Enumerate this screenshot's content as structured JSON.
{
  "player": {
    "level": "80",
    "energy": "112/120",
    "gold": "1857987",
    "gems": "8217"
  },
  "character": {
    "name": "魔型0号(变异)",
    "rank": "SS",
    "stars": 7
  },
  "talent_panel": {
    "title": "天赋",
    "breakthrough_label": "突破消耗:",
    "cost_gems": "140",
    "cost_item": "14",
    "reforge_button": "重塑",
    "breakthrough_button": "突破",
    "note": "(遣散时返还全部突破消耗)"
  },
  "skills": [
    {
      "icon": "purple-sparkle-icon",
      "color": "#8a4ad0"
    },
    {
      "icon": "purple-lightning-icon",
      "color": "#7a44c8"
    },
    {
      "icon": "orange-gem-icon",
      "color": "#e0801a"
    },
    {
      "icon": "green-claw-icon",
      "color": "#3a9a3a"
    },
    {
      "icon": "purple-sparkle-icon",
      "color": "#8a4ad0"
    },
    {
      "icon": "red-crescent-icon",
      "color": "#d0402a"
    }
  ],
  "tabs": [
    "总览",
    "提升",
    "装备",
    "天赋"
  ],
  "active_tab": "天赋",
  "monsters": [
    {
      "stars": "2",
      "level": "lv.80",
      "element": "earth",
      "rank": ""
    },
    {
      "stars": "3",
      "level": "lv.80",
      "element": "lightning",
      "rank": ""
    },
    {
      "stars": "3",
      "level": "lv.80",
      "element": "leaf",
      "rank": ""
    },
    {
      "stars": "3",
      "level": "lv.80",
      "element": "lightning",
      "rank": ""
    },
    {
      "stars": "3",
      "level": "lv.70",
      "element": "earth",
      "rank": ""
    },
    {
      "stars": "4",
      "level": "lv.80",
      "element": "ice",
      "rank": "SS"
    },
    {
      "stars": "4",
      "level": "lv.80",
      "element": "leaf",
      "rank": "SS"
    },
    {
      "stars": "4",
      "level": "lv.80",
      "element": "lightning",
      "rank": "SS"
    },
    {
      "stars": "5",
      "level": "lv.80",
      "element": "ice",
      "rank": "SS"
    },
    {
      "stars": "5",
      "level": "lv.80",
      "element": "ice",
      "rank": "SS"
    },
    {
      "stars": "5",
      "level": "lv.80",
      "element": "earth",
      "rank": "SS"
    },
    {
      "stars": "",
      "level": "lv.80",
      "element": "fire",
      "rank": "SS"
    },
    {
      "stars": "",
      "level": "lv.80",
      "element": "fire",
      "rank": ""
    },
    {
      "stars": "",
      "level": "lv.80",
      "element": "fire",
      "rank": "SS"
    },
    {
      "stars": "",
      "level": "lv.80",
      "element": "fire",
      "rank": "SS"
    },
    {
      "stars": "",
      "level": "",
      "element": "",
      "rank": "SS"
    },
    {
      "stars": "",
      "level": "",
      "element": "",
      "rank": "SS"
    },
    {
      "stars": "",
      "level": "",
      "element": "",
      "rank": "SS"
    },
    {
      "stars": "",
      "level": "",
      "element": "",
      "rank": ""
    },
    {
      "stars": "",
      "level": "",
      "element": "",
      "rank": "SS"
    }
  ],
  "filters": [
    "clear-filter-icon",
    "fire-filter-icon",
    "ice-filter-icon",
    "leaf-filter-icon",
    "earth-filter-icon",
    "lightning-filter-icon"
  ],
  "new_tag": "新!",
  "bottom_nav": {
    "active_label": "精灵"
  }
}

=-=-=

**Task to carry out:**
Look through the material and copy each line that has "icon".

**Full response:**
      "icon": "purple-sparkle-icon",
      "icon": "purple-lightning-icon",
      "icon": "orange-gem-icon",
      "icon": "green-claw-icon",
      "icon": "purple-sparkle-icon",
      "icon": "red-crescent-icon",
    "clear-filter-icon",
    "fire-filter-icon",
    "ice-filter-icon",
    "leaf-filter-icon",
    "earth-filter-icon",
    "lightning-filter-icon"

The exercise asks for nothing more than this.